## EXERCISE
Leaving out every picture, quote the data below exactly as it appears.

╭─ RECORDS TO USE

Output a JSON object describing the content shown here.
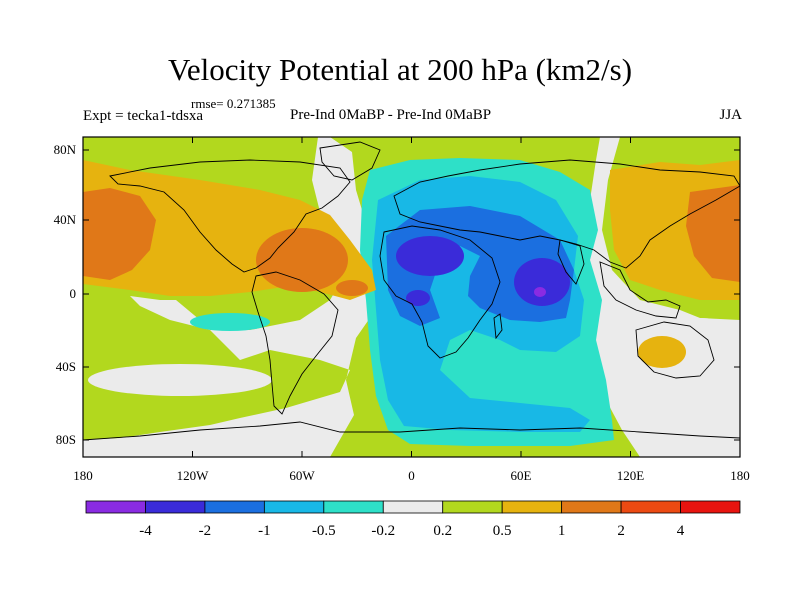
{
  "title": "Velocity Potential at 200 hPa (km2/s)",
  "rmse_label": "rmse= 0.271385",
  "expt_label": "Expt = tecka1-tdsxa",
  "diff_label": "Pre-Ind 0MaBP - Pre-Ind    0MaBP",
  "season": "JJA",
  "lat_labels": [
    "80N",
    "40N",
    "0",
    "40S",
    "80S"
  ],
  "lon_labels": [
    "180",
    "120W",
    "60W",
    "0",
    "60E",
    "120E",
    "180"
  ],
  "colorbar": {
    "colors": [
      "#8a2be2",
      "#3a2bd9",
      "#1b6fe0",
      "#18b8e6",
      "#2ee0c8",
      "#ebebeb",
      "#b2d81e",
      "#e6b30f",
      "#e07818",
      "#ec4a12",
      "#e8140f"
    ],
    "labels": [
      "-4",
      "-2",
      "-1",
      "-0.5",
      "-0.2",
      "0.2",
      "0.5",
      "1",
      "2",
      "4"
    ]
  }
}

╰─

## ANSWER TO THE TASK
Output a JSON object describing the content shown here.
{
  "title": "Velocity Potential at 200 hPa (km2/s)",
  "rmse_label": "rmse= 0.271385",
  "expt_label": "Expt = tecka1-tdsxa",
  "diff_label": "Pre-Ind 0MaBP - Pre-Ind    0MaBP",
  "season": "JJA",
  "lat_labels": [
    "80N",
    "40N",
    "0",
    "40S",
    "80S"
  ],
  "lon_labels": [
    "180",
    "120W",
    "60W",
    "0",
    "60E",
    "120E",
    "180"
  ],
  "colorbar": {
    "colors": [
      "#8a2be2",
      "#3a2bd9",
      "#1b6fe0",
      "#18b8e6",
      "#2ee0c8",
      "#ebebeb",
      "#b2d81e",
      "#e6b30f",
      "#e07818",
      "#ec4a12",
      "#e8140f"
    ],
    "labels": [
      "-4",
      "-2",
      "-1",
      "-0.5",
      "-0.2",
      "0.2",
      "0.5",
      "1",
      "2",
      "4"
    ]
  }
}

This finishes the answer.